> _Problem_
Look through the material below. Copy every line with the string "写好了吗" in it.

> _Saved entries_
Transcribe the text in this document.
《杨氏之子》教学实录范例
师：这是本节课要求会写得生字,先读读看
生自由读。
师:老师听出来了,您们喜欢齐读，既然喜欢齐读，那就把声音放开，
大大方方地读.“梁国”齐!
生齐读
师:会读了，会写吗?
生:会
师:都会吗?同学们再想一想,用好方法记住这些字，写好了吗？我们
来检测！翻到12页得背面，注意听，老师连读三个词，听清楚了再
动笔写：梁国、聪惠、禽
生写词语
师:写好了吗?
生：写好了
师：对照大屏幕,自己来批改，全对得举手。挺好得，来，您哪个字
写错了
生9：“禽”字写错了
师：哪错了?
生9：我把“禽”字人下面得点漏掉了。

> _Answer to the problem_
师:都会吗?同学们再想一想,用好方法记住这些字，写好了吗？我们
师:写好了吗?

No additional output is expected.